Show every line in the entries below where the word "placeholder" appears.

» **DATA SHOWN**:
-------------------------

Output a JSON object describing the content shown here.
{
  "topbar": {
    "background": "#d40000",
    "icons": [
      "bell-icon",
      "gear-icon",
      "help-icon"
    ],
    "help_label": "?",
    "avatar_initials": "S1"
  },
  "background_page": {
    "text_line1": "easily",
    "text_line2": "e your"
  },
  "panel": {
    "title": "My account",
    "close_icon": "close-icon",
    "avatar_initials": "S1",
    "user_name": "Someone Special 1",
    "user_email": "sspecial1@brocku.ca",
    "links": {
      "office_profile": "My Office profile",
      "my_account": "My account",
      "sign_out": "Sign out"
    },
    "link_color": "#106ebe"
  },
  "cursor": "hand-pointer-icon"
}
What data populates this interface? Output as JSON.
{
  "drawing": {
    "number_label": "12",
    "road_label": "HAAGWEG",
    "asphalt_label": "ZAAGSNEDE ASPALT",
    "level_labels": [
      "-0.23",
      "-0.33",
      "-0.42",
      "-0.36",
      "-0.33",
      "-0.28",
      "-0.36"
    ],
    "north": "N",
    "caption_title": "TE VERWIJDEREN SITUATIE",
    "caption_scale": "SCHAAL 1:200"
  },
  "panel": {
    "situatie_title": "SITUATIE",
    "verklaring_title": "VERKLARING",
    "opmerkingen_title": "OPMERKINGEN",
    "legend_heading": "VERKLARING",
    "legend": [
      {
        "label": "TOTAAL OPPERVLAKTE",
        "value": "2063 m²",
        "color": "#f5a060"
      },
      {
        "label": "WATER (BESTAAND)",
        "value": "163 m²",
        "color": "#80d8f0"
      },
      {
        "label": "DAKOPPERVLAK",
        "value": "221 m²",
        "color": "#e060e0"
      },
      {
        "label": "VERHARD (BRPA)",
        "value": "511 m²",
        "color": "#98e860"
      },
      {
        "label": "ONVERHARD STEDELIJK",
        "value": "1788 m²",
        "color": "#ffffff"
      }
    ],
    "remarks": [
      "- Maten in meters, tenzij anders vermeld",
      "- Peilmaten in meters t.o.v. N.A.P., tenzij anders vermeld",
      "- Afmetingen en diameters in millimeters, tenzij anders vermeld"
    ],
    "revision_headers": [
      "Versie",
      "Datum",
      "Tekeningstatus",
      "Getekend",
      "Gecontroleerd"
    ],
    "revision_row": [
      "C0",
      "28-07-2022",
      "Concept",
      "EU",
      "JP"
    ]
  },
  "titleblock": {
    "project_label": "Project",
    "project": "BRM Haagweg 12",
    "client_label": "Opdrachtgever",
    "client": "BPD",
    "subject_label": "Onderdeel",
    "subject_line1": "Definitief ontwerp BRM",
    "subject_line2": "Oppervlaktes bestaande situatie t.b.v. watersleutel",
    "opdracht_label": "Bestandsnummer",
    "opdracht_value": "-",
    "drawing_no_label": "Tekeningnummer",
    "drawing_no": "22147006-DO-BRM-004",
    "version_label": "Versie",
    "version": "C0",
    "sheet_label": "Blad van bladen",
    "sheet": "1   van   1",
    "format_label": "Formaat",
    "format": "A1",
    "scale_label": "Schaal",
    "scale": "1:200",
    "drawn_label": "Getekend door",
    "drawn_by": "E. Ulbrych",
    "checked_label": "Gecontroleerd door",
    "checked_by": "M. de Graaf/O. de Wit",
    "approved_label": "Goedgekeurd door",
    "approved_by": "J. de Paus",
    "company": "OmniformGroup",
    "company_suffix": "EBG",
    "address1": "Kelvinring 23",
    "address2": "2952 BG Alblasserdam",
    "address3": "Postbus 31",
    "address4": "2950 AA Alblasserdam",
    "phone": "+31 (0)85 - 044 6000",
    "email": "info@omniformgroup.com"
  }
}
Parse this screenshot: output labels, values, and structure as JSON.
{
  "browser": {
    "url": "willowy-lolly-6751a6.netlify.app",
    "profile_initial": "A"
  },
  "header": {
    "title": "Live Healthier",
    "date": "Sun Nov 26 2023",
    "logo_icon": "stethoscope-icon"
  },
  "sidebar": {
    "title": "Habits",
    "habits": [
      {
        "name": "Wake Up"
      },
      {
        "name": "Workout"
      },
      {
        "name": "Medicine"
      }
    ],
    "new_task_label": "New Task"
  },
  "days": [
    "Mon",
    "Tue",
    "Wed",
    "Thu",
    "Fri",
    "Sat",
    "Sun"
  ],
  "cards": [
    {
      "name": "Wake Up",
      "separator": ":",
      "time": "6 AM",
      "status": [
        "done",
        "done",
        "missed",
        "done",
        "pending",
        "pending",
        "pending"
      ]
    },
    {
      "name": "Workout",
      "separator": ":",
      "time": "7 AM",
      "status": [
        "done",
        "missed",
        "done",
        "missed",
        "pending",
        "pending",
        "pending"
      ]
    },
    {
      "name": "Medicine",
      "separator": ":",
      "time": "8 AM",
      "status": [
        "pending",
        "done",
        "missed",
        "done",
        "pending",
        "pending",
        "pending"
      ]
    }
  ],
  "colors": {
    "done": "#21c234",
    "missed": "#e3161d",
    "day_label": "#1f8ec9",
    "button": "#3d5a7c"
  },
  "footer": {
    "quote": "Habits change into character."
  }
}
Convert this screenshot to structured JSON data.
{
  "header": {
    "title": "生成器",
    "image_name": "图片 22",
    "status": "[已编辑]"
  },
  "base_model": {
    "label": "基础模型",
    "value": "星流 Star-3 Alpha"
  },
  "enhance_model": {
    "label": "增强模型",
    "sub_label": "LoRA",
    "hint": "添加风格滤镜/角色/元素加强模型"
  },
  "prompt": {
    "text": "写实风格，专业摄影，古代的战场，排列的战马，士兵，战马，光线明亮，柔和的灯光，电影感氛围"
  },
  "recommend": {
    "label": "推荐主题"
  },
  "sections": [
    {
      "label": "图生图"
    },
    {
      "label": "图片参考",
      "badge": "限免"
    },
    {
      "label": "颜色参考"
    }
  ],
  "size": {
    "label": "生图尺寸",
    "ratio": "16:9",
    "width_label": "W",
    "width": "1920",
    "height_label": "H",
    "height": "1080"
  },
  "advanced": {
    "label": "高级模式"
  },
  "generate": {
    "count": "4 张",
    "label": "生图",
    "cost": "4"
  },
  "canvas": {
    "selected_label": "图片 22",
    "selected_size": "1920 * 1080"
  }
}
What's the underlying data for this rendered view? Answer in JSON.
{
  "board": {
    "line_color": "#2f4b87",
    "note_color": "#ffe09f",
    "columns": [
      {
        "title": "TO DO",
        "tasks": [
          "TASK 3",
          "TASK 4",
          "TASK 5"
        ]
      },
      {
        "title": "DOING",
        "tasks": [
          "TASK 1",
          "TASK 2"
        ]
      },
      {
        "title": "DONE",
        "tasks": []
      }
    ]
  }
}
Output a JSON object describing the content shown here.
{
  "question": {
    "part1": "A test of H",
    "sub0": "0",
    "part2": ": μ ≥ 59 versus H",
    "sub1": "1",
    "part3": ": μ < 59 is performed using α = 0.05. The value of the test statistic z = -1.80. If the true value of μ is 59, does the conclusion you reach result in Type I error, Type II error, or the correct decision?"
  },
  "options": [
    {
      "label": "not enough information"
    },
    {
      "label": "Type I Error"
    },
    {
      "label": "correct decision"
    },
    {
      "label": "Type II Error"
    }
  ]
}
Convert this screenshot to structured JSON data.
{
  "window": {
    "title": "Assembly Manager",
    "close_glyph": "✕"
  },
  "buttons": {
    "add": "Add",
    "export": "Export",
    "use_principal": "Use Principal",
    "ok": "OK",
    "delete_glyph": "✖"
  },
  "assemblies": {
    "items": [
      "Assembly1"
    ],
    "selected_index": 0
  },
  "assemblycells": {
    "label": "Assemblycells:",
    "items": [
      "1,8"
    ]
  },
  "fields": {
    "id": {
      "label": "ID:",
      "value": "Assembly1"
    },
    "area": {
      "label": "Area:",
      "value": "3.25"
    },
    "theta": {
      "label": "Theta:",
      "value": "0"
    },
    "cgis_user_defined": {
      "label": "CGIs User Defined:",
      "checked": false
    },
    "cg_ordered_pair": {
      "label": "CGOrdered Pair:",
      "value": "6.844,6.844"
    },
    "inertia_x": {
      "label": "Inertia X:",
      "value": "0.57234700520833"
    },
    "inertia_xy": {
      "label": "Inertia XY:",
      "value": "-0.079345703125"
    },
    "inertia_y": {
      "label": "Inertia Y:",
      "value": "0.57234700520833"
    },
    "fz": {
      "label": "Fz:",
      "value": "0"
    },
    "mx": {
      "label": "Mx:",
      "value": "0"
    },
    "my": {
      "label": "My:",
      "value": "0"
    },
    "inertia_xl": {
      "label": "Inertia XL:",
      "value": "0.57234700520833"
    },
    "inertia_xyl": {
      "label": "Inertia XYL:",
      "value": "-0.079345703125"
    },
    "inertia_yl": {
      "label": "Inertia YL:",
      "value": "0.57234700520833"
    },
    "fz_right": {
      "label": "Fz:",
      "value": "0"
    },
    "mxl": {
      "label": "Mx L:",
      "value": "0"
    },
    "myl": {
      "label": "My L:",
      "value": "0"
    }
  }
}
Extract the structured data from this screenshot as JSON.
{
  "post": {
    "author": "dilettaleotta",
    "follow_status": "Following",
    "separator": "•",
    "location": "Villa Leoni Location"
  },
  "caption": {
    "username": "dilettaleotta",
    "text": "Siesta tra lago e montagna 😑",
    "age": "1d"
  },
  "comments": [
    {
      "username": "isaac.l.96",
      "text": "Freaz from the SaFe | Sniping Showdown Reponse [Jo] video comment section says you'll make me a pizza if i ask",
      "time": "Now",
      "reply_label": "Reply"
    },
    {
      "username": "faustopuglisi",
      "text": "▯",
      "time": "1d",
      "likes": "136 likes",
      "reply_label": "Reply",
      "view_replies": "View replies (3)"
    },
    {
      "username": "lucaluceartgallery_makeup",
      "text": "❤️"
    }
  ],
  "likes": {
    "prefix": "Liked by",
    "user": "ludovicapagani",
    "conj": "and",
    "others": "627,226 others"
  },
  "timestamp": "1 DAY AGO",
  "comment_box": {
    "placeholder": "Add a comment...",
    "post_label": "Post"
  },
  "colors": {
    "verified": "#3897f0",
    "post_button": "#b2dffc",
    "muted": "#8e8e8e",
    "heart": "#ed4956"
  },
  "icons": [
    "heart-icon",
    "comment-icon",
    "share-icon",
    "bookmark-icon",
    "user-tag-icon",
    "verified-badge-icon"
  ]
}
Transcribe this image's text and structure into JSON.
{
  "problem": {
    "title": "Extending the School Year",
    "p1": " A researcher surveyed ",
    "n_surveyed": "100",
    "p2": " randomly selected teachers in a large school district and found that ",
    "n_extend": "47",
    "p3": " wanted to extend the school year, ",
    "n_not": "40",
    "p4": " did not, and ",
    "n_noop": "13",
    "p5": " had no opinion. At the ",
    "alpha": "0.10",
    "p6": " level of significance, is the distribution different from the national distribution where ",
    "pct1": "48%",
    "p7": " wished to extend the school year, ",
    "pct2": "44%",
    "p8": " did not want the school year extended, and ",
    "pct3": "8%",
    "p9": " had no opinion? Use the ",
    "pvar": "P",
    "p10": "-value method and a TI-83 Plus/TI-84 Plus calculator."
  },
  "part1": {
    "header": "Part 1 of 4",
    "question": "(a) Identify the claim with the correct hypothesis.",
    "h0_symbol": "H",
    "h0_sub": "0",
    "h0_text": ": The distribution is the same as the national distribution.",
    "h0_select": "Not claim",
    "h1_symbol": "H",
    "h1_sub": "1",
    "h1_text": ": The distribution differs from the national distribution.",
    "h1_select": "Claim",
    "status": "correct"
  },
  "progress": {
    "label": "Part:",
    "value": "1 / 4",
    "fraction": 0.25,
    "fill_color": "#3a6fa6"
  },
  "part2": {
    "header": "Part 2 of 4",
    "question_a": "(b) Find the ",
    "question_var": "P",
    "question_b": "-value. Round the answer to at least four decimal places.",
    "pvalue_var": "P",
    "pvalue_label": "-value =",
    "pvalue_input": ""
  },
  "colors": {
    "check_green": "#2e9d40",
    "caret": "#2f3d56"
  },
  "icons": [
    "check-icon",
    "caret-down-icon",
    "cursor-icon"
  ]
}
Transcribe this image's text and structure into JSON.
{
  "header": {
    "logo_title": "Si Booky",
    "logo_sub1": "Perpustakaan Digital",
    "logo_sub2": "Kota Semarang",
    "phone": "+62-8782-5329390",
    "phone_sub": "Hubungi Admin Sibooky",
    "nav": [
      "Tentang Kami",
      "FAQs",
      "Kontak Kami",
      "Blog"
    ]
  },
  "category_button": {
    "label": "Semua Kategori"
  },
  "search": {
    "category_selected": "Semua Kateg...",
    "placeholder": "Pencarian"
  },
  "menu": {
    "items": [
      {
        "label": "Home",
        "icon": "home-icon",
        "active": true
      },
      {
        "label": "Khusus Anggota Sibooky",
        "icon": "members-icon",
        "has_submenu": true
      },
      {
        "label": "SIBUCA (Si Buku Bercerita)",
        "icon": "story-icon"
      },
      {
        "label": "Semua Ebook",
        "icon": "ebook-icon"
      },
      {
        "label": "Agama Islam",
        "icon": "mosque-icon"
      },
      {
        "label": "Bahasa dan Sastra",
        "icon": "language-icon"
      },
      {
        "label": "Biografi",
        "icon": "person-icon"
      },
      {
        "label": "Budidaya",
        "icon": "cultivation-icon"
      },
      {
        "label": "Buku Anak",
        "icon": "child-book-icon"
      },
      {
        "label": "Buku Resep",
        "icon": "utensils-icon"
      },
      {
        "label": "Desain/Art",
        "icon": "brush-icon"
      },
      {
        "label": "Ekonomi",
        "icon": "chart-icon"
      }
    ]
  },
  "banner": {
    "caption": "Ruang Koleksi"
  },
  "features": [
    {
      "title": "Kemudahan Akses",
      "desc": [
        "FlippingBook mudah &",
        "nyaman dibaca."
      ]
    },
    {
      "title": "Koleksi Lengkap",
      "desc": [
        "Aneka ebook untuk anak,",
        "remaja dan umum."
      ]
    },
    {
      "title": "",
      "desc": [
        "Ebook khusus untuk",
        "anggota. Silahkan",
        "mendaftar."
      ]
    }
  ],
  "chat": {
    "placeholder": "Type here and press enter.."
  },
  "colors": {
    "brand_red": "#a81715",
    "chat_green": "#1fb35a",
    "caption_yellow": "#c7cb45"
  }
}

-------------------------

» **RESULT OF THIS TASK**:
    "placeholder": "Add a comment...",
    "placeholder": "Pencarian"
    "placeholder": "Type here and press enter.."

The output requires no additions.